Problem to work on
Go through the lines below and copy each one that holds the string "name".

◇ ◇ ◇

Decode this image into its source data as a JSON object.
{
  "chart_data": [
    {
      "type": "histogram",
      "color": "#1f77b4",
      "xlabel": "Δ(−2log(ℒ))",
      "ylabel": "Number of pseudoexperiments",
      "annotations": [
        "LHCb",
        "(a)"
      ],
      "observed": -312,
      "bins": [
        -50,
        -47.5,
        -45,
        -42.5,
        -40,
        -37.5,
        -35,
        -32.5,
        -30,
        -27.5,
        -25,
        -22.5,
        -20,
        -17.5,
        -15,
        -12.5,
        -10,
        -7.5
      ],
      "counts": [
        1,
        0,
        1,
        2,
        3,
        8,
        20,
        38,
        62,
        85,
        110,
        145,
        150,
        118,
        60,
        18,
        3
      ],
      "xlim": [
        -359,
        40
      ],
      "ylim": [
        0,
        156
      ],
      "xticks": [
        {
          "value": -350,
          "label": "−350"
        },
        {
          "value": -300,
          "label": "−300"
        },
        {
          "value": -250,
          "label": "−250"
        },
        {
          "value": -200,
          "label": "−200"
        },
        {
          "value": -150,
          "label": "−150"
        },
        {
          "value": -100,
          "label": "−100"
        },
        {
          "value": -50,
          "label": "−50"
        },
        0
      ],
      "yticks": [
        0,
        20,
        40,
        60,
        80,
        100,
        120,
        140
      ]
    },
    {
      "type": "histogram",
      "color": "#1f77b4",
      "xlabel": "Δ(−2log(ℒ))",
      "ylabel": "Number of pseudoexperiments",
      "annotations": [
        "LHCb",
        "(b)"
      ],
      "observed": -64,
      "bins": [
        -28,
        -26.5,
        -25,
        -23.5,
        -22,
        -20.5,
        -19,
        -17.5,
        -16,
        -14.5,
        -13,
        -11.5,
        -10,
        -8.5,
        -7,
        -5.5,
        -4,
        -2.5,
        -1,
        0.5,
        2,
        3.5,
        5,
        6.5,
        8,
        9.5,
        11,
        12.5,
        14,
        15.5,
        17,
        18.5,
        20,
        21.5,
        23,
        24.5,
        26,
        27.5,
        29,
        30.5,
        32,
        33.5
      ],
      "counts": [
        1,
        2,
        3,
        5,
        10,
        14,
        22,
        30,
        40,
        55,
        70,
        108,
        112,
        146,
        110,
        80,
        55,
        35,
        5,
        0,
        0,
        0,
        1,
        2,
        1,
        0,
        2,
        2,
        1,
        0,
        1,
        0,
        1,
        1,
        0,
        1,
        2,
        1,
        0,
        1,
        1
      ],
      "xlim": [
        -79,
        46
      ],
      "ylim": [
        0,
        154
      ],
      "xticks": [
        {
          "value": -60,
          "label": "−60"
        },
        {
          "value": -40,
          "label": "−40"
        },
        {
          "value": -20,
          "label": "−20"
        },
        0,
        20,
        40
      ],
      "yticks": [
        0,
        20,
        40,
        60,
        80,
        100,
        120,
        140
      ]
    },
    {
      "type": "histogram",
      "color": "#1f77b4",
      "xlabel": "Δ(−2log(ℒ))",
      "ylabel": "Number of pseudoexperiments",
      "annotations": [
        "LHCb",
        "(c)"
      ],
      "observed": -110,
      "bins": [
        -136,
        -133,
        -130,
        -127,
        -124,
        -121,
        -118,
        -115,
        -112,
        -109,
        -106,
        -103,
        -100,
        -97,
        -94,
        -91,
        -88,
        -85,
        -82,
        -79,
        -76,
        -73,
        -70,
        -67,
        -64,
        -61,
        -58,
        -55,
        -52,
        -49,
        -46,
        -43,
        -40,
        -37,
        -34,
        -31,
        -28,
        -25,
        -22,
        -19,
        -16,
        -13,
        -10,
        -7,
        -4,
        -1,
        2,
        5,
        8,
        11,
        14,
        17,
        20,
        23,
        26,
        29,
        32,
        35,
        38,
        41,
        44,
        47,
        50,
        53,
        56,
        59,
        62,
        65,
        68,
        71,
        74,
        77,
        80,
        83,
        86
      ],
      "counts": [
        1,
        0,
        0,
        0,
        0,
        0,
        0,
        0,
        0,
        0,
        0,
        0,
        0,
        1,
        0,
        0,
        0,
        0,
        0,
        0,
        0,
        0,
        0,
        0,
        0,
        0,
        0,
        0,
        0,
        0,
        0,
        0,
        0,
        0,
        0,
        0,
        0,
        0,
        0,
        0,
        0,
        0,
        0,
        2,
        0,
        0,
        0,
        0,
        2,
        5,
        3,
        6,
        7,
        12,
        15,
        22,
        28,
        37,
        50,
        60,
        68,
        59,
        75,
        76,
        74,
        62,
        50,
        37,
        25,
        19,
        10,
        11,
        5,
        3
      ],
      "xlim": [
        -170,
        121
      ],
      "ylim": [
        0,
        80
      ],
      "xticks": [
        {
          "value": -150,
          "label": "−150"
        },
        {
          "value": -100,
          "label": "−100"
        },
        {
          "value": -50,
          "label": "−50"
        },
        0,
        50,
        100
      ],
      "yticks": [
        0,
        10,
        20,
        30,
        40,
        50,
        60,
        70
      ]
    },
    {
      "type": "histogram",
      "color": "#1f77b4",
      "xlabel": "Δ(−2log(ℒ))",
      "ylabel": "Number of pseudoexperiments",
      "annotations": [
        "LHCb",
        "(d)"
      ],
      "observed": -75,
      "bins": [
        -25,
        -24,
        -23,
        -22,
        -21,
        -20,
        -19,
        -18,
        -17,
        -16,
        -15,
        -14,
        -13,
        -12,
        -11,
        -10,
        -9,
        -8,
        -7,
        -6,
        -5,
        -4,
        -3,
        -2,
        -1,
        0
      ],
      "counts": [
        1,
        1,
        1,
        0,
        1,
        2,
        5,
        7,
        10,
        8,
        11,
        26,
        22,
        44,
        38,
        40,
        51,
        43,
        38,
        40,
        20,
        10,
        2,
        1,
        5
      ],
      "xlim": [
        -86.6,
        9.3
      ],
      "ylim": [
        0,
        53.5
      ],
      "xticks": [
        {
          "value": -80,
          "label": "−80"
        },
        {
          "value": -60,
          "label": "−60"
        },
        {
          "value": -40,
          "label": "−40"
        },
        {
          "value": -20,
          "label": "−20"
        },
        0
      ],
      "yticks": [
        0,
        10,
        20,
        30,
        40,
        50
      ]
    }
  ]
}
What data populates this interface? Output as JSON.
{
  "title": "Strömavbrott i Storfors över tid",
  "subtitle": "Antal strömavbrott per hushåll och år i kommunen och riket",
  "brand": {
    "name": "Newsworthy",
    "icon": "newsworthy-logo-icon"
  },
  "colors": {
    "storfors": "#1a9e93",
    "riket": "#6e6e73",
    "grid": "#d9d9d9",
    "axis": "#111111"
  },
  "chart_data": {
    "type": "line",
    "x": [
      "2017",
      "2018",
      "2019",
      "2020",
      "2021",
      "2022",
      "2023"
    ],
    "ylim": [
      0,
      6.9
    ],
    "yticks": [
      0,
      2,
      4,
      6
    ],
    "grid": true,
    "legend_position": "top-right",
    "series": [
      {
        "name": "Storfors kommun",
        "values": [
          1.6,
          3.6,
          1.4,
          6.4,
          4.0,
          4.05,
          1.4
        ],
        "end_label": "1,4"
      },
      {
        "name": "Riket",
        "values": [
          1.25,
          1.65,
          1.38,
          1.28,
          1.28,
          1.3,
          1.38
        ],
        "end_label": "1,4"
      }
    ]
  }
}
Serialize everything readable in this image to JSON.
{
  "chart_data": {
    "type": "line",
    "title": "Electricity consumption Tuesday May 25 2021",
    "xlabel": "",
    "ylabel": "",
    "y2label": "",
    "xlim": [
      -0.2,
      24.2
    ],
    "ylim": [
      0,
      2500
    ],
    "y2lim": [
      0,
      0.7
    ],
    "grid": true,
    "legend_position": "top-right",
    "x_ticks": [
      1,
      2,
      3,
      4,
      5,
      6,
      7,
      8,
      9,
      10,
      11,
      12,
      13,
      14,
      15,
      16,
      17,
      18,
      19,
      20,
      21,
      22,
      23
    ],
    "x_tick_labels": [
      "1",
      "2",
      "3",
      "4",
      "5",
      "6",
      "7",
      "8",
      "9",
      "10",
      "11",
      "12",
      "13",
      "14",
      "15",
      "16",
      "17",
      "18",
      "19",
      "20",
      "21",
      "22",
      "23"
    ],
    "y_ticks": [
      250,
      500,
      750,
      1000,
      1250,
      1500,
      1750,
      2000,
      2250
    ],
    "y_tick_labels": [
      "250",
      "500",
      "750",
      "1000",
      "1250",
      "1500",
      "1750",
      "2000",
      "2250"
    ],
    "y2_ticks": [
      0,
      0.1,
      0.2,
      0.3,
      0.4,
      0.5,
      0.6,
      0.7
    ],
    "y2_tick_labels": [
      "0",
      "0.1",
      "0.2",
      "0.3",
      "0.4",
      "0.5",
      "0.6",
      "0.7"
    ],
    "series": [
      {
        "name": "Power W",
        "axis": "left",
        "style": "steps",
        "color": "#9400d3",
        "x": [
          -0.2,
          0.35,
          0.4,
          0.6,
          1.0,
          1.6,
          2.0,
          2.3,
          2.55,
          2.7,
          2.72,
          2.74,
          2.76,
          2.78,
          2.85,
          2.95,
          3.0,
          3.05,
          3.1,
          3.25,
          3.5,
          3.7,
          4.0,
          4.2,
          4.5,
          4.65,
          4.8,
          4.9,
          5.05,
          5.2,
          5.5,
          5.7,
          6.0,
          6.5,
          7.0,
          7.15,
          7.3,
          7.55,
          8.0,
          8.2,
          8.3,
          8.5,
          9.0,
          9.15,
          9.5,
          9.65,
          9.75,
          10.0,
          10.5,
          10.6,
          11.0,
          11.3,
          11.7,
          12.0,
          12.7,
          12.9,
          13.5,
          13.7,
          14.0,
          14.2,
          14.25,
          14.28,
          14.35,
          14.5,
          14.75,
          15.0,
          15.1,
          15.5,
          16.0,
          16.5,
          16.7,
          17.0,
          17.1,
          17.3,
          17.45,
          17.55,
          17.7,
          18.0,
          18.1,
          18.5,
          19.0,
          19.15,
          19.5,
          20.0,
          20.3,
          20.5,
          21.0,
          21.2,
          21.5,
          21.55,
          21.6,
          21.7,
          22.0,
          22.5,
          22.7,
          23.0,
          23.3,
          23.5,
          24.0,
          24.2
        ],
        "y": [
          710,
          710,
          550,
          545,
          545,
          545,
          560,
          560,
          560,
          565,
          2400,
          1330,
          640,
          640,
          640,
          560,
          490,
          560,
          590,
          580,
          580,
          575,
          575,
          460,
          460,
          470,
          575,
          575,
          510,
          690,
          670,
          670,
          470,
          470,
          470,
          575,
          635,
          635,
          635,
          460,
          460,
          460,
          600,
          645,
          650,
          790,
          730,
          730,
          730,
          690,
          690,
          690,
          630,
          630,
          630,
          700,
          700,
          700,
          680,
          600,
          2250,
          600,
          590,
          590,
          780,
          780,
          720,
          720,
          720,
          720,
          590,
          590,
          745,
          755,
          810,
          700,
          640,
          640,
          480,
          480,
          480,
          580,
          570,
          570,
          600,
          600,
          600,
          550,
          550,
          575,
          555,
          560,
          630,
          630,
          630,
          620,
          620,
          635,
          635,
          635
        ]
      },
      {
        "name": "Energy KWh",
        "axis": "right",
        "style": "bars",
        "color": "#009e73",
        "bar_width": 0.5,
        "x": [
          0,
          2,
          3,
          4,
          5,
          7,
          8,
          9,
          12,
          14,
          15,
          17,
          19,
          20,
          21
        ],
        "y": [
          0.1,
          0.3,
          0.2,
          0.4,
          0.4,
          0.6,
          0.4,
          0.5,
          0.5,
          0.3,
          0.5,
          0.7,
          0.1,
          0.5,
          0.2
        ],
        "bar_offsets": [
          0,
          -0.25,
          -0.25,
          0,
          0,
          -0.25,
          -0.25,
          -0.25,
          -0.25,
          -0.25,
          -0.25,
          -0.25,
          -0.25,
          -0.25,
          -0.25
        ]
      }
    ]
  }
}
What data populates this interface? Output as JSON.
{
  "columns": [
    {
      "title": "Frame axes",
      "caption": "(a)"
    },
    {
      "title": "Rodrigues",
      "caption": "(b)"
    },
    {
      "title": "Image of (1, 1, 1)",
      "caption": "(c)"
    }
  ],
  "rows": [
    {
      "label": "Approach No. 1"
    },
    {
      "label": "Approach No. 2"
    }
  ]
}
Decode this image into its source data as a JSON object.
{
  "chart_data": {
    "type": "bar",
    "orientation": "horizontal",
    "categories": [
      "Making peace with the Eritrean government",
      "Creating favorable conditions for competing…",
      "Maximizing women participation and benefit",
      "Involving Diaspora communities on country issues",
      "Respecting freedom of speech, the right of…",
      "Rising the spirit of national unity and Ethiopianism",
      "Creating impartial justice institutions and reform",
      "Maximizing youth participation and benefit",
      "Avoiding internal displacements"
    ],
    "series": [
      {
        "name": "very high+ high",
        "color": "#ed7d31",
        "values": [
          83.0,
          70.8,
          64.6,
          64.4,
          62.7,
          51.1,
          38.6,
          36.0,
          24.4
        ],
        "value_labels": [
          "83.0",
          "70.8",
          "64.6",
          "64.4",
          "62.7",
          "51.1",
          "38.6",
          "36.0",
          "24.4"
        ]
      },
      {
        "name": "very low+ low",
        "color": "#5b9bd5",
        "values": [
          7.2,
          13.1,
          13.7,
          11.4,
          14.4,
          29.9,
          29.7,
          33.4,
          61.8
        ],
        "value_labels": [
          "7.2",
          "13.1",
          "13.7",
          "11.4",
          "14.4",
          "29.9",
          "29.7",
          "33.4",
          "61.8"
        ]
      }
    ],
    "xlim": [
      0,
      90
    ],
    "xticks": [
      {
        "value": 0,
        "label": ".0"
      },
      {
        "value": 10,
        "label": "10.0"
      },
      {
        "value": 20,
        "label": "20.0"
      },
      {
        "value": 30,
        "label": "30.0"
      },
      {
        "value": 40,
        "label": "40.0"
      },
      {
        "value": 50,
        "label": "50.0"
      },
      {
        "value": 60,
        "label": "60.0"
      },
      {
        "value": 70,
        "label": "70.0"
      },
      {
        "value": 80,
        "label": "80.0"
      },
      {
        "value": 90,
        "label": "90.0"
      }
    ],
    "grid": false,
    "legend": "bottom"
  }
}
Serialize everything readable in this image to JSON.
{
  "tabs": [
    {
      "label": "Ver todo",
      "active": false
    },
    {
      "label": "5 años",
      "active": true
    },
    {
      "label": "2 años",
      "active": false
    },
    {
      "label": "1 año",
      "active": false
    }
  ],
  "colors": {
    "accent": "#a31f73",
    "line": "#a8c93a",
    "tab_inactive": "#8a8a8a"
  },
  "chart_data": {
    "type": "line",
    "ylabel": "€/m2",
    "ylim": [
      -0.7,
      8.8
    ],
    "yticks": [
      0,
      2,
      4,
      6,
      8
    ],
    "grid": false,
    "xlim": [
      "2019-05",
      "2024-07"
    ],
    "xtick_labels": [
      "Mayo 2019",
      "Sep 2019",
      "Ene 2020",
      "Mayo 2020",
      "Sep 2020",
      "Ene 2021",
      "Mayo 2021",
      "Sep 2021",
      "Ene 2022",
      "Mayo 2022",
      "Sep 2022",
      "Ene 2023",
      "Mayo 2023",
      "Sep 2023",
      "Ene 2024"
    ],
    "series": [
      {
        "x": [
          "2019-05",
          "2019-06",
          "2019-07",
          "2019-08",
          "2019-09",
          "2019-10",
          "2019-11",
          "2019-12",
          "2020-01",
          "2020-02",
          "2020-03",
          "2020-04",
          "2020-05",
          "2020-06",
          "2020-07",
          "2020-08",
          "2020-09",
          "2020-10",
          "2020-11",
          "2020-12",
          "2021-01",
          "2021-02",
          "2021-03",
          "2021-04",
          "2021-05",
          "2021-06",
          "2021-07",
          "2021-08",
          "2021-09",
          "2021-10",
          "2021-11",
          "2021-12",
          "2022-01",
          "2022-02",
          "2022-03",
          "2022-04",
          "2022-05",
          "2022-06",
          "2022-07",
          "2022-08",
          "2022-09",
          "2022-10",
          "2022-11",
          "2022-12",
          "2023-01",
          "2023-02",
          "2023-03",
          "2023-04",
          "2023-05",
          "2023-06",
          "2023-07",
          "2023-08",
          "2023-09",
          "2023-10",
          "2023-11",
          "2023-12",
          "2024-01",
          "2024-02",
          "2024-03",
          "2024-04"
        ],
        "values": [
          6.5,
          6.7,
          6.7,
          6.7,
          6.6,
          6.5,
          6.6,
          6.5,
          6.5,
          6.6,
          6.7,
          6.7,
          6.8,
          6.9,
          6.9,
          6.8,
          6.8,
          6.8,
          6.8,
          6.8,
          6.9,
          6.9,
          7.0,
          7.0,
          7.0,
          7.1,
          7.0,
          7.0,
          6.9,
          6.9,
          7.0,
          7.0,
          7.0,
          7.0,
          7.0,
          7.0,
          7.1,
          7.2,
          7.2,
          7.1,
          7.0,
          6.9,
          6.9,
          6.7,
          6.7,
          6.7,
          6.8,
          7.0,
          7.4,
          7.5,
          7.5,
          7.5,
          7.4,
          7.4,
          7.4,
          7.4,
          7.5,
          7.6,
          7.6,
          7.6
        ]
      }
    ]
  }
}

◇ ◇ ◇

Exercise solution
    "name": "Newsworthy",
        "name": "Storfors kommun",
        "name": "Riket",
        "name": "Power W",
        "name": "Energy KWh",
        "name": "very high+ high",
        "name": "very low+ low",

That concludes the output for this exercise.